= INPUT FOR THIS TASK =
########################################
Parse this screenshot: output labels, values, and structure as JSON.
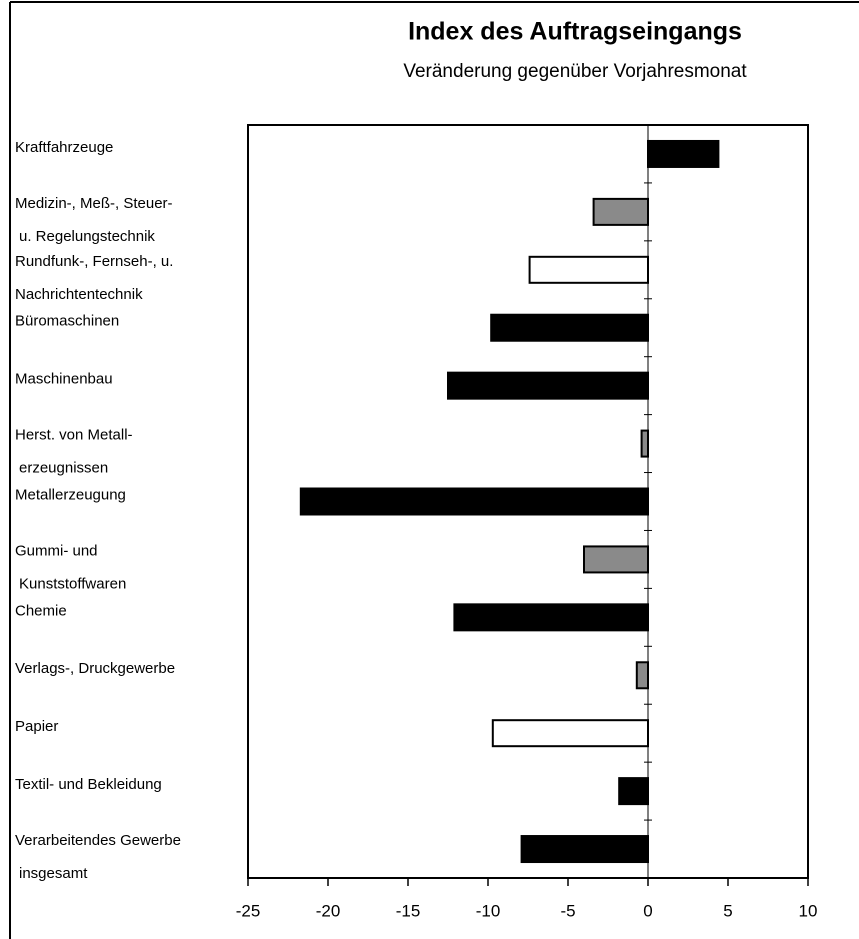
{
  "chart_data": {
    "type": "barh",
    "title": "Index des Auftragseingangs",
    "subtitle": "Veränderung gegenüber Vorjahresmonat",
    "categories": [
      [
        "Kraftfahrzeuge"
      ],
      [
        "Medizin-, Meß-, Steuer-",
        "u. Regelungstechnik"
      ],
      [
        "Rundfunk-, Fernseh-, u.",
        "Nachrichtentechnik"
      ],
      [
        "Büromaschinen"
      ],
      [
        "Maschinenbau"
      ],
      [
        "Herst. von Metall-",
        "erzeugnissen"
      ],
      [
        "Metallerzeugung"
      ],
      [
        "Gummi- und",
        "Kunststoffwaren"
      ],
      [
        "Chemie"
      ],
      [
        "Verlags-, Druckgewerbe"
      ],
      [
        "Papier"
      ],
      [
        "Textil- und Bekleidung"
      ],
      [
        "Verarbeitendes Gewerbe",
        "insgesamt"
      ]
    ],
    "values": [
      4.4,
      -3.4,
      -7.4,
      -9.8,
      -12.5,
      -0.4,
      -21.7,
      -4.0,
      -12.1,
      -0.7,
      -9.7,
      -1.8,
      -7.9
    ],
    "colors": [
      "#000000",
      "#8a8a8a",
      "#ffffff",
      "#000000",
      "#000000",
      "#8a8a8a",
      "#000000",
      "#8a8a8a",
      "#000000",
      "#8a8a8a",
      "#ffffff",
      "#000000",
      "#000000"
    ],
    "xlim": [
      -25,
      10
    ],
    "xticks": [
      -25,
      -20,
      -15,
      -10,
      -5,
      0,
      5,
      10
    ]
  }
}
########################################
= EXERCISE PROMPT =
Copy all the lines above that hold the string "values".

= WRITTEN ANSWER =
Parse this screenshot: output labels, values, and structure as JSON.
    "values": [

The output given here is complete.